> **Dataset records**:
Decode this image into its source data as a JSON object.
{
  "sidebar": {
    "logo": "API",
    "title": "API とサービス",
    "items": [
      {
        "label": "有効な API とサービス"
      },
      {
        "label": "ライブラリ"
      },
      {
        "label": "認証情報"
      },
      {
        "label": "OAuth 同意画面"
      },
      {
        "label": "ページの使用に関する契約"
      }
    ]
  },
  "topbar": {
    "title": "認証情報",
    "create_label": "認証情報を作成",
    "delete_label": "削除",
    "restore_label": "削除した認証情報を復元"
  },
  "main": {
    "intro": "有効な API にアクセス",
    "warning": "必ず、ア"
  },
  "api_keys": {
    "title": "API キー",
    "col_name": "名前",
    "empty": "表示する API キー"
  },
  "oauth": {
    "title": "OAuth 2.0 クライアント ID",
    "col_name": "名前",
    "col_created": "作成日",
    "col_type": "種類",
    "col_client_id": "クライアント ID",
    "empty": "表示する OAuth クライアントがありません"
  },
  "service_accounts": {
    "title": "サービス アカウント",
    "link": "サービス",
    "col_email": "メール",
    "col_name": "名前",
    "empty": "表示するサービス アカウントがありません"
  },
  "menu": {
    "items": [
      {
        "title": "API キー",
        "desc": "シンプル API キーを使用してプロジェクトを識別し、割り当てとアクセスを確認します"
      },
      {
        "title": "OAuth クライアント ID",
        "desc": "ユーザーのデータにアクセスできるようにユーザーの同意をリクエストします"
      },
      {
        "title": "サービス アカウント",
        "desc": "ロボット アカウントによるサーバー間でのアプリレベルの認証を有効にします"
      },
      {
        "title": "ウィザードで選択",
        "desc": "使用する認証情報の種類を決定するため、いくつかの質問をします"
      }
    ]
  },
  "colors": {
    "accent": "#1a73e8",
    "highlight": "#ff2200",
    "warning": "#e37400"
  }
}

> **Task to carry out**:
Make an exact copy of the records.

> **The result**:
Decode this image into its source data as a JSON object.
{
  "sidebar": {
    "logo": "API",
    "title": "API とサービス",
    "items": [
      {
        "label": "有効な API とサービス"
      },
      {
        "label": "ライブラリ"
      },
      {
        "label": "認証情報"
      },
      {
        "label": "OAuth 同意画面"
      },
      {
        "label": "ページの使用に関する契約"
      }
    ]
  },
  "topbar": {
    "title": "認証情報",
    "create_label": "認証情報を作成",
    "delete_label": "削除",
    "restore_label": "削除した認証情報を復元"
  },
  "main": {
    "intro": "有効な API にアクセス",
    "warning": "必ず、ア"
  },
  "api_keys": {
    "title": "API キー",
    "col_name": "名前",
    "empty": "表示する API キー"
  },
  "oauth": {
    "title": "OAuth 2.0 クライアント ID",
    "col_name": "名前",
    "col_created": "作成日",
    "col_type": "種類",
    "col_client_id": "クライアント ID",
    "empty": "表示する OAuth クライアントがありません"
  },
  "service_accounts": {
    "title": "サービス アカウント",
    "link": "サービス",
    "col_email": "メール",
    "col_name": "名前",
    "empty": "表示するサービス アカウントがありません"
  },
  "menu": {
    "items": [
      {
        "title": "API キー",
        "desc": "シンプル API キーを使用してプロジェクトを識別し、割り当てとアクセスを確認します"
      },
      {
        "title": "OAuth クライアント ID",
        "desc": "ユーザーのデータにアクセスできるようにユーザーの同意をリクエストします"
      },
      {
        "title": "サービス アカウント",
        "desc": "ロボット アカウントによるサーバー間でのアプリレベルの認証を有効にします"
      },
      {
        "title": "ウィザードで選択",
        "desc": "使用する認証情報の種類を決定するため、いくつかの質問をします"
      }
    ]
  },
  "colors": {
    "accent": "#1a73e8",
    "highlight": "#ff2200",
    "warning": "#e37400"
  }
}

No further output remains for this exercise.